**TASK INPUT:**
+++

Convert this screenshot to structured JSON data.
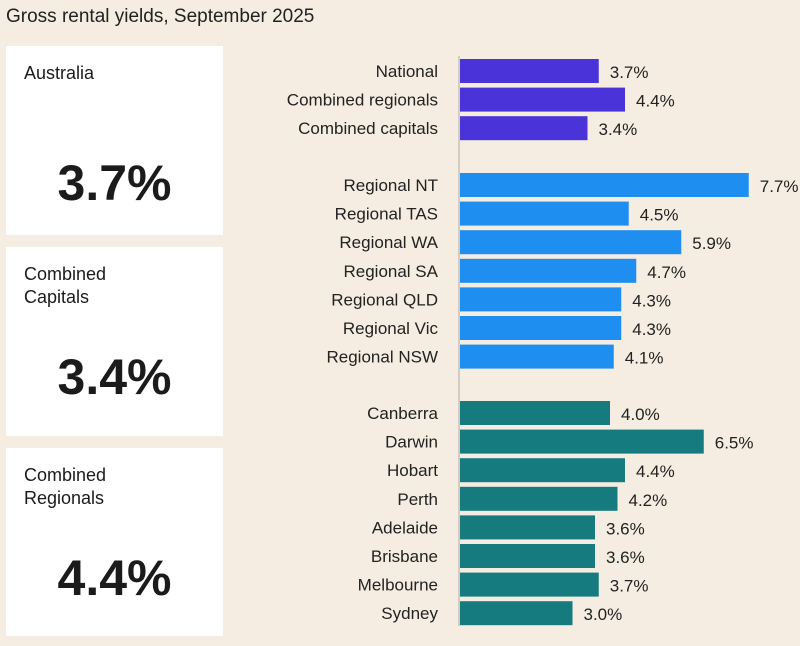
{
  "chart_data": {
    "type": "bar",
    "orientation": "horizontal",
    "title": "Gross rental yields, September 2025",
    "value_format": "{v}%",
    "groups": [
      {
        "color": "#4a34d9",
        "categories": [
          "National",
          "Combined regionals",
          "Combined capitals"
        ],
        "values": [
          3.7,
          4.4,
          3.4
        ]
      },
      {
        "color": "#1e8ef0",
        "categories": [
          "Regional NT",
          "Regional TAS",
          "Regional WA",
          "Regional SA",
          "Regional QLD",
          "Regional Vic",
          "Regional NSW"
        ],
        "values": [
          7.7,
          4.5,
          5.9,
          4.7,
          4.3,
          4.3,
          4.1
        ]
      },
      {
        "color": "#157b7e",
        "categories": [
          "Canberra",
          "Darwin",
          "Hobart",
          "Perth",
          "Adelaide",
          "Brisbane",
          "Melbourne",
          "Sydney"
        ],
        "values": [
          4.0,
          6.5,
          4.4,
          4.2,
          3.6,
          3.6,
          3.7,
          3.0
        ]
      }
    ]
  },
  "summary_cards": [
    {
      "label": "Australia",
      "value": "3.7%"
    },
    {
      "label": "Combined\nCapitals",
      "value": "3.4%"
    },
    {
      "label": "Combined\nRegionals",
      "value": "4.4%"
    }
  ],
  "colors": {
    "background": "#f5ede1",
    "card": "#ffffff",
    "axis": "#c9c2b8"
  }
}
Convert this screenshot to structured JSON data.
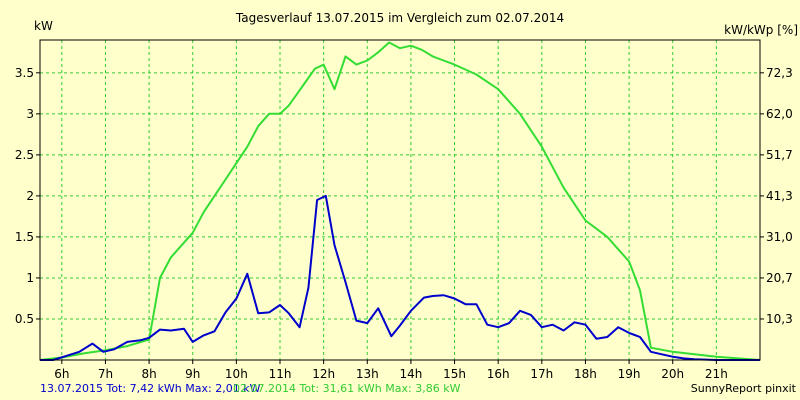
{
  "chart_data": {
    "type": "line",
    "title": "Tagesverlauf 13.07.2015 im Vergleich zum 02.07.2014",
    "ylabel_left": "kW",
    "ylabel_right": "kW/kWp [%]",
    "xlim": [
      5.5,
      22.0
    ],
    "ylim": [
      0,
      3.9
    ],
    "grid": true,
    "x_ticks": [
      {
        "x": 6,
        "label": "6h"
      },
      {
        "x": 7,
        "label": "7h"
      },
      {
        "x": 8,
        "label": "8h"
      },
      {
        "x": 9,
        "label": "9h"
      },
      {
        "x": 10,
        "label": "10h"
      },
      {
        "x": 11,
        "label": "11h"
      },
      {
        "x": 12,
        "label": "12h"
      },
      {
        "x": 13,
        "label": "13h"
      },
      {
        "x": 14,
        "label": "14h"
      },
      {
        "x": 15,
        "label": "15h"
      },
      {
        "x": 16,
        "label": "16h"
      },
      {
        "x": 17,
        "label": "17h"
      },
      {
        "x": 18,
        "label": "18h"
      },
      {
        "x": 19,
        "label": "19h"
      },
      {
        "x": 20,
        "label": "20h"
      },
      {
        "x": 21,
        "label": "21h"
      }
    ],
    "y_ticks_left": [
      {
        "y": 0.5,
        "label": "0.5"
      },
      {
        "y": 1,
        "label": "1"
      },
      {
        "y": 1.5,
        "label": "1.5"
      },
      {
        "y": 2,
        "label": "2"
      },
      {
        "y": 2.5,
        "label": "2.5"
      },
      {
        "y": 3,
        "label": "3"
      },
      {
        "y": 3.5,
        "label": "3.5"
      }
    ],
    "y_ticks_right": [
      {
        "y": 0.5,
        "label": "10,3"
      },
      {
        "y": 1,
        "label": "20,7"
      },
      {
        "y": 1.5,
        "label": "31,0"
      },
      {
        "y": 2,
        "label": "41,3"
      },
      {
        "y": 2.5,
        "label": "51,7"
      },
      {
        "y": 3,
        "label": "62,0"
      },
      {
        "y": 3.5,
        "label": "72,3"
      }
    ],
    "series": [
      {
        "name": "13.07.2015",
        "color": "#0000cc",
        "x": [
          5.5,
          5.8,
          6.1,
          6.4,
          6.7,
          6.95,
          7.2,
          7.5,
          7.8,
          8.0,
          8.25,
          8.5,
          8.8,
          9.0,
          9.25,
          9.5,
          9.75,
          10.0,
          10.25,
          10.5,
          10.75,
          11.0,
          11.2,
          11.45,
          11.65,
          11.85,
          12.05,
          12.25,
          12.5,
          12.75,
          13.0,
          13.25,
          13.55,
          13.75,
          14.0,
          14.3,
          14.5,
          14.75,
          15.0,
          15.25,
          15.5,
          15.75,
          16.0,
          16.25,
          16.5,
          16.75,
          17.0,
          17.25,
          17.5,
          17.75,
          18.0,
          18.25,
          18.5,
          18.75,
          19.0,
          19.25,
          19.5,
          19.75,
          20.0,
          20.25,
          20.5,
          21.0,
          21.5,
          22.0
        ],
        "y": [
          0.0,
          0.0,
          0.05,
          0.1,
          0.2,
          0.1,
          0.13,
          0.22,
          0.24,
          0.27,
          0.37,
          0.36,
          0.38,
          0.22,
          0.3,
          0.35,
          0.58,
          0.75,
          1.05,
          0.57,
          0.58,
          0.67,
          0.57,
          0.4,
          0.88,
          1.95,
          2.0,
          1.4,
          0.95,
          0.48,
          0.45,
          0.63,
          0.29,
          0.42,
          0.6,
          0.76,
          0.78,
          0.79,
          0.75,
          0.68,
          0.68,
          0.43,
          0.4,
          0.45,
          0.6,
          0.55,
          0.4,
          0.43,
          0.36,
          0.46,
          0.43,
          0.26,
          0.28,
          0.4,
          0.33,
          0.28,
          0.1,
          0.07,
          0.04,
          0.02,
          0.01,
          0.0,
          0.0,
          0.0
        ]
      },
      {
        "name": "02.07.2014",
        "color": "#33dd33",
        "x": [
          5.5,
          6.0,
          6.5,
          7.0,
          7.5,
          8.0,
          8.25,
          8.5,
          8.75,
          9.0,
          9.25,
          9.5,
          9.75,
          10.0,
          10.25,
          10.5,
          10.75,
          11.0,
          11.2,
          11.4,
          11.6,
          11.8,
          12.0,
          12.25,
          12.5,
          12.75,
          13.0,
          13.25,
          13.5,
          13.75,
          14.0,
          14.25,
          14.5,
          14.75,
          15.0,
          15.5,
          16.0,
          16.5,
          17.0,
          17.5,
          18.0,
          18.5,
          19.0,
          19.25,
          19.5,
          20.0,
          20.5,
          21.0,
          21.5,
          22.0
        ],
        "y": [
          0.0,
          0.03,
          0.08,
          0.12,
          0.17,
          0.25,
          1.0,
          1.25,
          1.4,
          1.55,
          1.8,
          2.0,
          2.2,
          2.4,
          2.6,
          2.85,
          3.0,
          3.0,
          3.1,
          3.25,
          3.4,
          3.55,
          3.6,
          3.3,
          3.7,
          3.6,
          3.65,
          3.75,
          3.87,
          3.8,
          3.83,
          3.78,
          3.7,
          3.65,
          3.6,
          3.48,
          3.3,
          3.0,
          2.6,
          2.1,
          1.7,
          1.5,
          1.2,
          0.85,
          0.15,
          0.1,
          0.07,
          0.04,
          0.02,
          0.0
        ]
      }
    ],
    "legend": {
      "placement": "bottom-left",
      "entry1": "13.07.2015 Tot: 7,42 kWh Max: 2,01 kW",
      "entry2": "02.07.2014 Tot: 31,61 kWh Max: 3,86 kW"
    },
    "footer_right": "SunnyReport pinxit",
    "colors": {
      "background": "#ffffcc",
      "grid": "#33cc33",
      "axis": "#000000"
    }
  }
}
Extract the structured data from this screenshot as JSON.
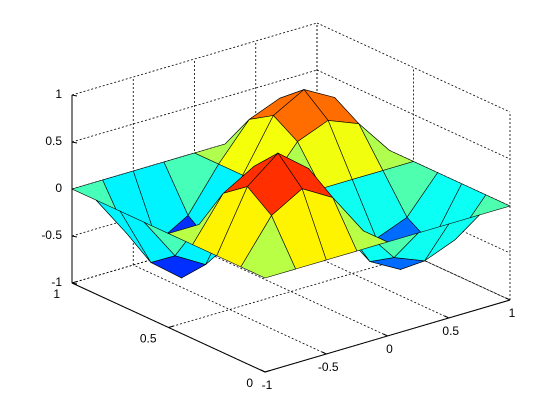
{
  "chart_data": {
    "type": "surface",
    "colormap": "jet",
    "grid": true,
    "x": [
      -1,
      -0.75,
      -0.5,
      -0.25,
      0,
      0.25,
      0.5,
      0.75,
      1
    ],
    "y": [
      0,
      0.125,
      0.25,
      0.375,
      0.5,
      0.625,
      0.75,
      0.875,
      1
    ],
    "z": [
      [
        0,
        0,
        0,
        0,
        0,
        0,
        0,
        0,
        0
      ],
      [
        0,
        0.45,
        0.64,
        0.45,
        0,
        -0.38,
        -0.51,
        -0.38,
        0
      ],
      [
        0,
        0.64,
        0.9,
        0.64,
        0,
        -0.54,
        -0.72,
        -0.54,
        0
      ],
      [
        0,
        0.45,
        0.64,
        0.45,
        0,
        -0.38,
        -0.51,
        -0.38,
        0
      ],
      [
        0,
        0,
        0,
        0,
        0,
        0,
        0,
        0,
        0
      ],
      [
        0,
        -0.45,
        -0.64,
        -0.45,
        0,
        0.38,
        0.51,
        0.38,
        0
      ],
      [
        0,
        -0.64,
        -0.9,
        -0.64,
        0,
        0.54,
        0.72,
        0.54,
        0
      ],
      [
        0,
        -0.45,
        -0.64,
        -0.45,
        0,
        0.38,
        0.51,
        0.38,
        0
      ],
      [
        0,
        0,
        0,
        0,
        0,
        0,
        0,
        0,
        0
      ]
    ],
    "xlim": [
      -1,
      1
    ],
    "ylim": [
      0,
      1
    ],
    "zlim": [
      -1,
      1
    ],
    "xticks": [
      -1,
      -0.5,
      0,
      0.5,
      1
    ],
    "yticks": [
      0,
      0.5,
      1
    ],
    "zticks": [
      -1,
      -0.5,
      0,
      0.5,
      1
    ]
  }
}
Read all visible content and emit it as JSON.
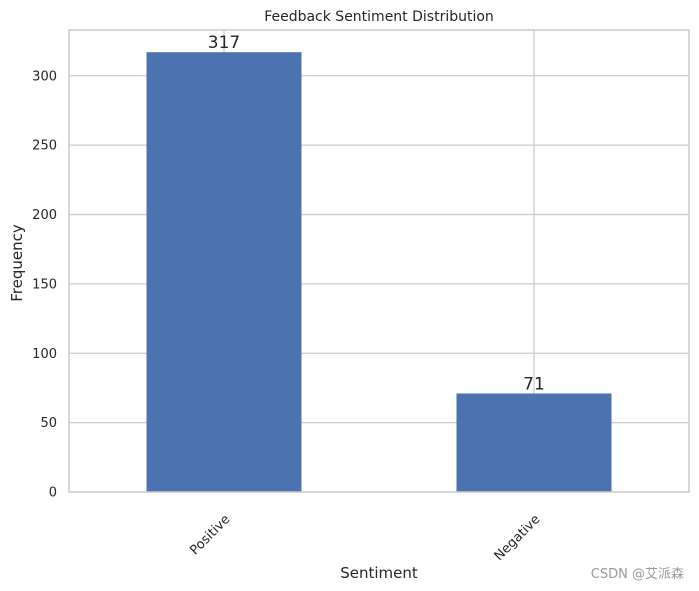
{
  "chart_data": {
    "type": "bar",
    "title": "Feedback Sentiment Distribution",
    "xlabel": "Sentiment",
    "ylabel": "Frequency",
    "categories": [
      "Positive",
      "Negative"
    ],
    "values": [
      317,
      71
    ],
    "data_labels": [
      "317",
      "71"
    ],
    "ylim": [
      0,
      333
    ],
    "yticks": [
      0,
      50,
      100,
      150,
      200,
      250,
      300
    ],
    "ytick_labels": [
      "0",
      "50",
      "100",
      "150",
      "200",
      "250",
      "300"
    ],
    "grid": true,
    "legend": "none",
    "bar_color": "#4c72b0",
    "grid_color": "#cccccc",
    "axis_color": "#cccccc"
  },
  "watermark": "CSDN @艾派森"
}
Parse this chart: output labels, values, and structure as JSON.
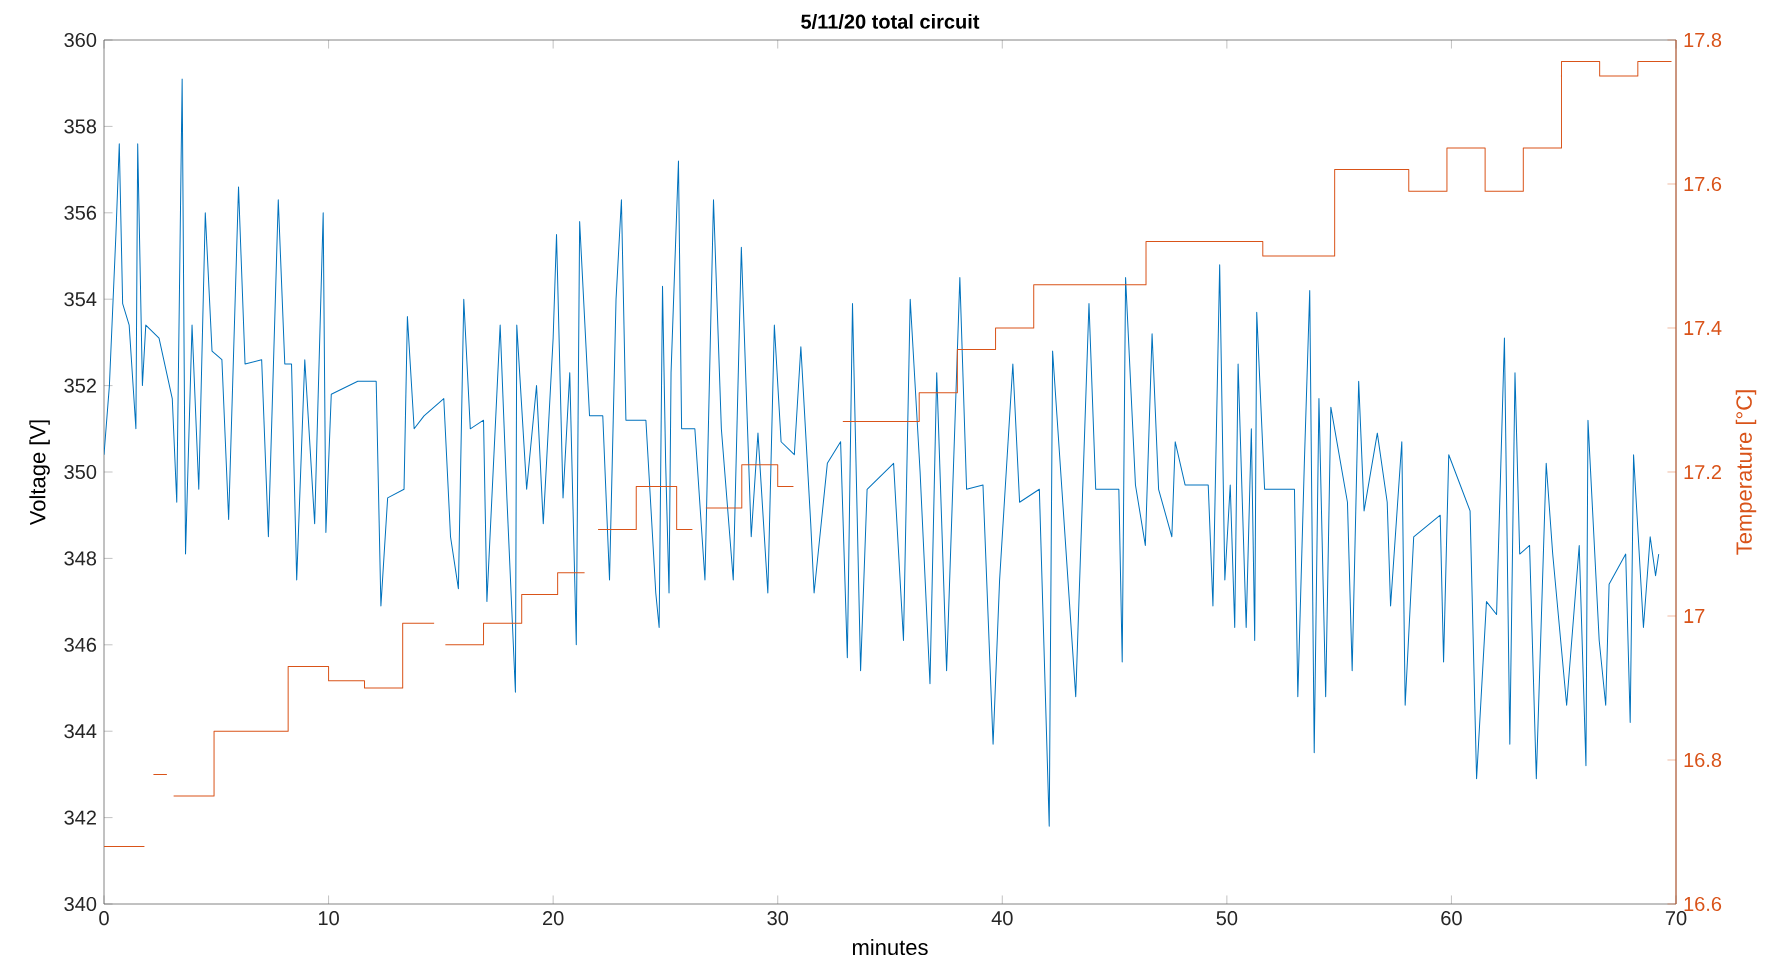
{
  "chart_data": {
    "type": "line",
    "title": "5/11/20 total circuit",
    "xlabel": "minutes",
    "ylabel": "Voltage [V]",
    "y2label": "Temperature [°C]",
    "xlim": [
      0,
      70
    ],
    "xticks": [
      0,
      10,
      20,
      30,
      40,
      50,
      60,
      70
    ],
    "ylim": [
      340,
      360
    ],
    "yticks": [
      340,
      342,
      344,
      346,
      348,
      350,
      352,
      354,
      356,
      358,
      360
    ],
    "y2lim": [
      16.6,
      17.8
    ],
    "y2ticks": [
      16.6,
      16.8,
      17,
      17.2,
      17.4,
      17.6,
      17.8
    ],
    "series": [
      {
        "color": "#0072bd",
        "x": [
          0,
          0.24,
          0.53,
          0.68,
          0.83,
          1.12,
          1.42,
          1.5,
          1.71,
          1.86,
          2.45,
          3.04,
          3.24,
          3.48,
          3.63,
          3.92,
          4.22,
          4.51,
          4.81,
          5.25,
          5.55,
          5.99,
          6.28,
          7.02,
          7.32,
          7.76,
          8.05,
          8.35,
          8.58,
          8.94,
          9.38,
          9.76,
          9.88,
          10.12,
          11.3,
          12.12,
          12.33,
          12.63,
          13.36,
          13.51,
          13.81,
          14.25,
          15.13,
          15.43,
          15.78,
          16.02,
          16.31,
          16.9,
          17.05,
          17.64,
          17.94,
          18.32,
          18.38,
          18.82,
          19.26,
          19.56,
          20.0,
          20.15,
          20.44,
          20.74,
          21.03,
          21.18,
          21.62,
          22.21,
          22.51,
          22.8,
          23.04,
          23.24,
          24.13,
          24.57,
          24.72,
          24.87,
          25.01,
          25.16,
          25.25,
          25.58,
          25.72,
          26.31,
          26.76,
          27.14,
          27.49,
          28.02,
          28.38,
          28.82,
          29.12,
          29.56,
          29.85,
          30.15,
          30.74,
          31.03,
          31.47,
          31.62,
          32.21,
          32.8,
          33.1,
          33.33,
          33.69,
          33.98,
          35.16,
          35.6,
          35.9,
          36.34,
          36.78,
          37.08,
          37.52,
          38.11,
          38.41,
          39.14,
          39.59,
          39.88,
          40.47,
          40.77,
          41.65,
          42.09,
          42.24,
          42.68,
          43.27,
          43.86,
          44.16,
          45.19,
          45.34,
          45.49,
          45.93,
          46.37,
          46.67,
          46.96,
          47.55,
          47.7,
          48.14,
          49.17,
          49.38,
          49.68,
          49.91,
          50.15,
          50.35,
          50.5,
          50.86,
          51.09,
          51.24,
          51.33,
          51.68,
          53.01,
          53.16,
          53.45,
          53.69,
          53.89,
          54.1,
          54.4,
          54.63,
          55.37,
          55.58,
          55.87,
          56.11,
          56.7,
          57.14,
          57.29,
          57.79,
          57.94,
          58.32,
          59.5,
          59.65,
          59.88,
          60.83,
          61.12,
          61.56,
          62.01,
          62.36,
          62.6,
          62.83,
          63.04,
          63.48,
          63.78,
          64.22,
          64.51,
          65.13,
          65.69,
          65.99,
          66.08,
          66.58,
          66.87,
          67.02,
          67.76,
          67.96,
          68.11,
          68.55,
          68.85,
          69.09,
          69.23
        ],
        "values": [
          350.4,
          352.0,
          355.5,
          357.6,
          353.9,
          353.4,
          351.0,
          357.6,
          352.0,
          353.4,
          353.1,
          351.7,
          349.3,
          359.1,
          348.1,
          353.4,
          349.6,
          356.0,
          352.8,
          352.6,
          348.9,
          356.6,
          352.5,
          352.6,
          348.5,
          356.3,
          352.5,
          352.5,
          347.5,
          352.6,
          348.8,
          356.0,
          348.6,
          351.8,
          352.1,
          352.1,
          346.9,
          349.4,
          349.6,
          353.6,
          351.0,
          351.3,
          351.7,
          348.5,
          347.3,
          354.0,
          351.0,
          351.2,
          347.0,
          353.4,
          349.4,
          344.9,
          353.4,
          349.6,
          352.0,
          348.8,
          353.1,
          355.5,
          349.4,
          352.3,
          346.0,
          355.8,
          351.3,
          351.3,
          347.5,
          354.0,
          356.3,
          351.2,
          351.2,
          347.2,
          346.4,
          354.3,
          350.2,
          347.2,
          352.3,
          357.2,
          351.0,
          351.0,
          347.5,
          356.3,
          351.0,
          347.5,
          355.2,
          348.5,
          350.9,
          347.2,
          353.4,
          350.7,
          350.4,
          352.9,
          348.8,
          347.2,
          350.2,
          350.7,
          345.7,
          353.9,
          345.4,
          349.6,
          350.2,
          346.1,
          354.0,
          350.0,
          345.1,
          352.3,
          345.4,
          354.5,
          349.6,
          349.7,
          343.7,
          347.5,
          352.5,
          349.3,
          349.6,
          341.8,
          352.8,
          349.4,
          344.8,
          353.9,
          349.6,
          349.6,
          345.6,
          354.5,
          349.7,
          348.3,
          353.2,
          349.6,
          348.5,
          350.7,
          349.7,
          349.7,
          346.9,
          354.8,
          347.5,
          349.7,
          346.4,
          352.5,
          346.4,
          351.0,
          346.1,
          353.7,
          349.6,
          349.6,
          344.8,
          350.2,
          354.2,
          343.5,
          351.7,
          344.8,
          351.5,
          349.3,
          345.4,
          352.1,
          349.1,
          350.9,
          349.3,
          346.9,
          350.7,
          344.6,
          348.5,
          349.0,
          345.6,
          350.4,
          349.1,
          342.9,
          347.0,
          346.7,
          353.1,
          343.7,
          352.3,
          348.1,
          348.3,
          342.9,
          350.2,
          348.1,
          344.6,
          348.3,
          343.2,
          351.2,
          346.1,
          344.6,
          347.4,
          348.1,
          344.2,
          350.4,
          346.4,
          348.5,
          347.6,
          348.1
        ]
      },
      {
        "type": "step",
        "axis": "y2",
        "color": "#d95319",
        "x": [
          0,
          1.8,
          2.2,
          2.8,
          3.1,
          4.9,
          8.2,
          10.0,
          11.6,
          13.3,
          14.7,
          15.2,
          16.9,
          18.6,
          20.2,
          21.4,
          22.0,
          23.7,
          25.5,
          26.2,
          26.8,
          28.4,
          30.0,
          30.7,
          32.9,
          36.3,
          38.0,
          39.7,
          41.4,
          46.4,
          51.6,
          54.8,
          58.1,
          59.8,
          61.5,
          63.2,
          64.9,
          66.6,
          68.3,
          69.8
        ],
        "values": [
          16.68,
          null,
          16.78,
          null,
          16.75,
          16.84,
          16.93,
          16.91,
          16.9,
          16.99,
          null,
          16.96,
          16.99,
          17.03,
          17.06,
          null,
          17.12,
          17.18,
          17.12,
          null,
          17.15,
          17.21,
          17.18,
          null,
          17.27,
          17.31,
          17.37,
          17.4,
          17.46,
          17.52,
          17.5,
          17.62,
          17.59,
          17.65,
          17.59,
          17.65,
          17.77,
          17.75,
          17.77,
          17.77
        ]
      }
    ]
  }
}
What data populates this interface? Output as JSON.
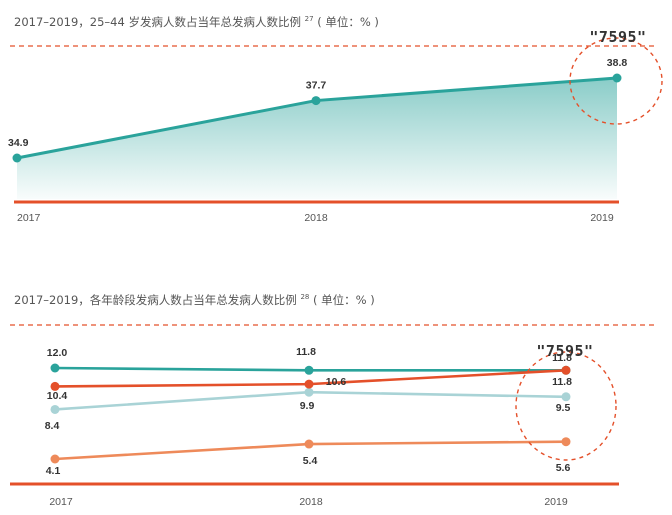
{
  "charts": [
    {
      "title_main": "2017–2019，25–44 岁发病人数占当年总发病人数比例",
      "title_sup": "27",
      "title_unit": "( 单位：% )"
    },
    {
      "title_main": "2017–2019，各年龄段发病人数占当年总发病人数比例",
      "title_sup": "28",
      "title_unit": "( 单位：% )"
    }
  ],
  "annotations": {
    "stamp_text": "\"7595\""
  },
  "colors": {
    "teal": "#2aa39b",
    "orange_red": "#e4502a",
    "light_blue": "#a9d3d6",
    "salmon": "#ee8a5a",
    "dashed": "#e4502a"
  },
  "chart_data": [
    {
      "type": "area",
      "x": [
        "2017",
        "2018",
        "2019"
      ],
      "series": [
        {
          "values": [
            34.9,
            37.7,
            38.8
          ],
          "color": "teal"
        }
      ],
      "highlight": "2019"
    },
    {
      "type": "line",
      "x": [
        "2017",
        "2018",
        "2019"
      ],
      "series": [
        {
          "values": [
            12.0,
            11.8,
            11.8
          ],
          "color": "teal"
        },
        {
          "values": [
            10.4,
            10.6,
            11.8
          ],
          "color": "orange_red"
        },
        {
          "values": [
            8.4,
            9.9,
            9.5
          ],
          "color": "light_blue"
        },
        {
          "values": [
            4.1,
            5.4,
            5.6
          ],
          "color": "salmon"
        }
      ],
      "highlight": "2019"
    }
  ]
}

+++

Look through the material above. Copy each line where the word "Sentiment" appears.

**WRITTEN SOLUTION:**
    "title": "Feedback Sentiment Distribution",
    "xlabel": "Sentiment",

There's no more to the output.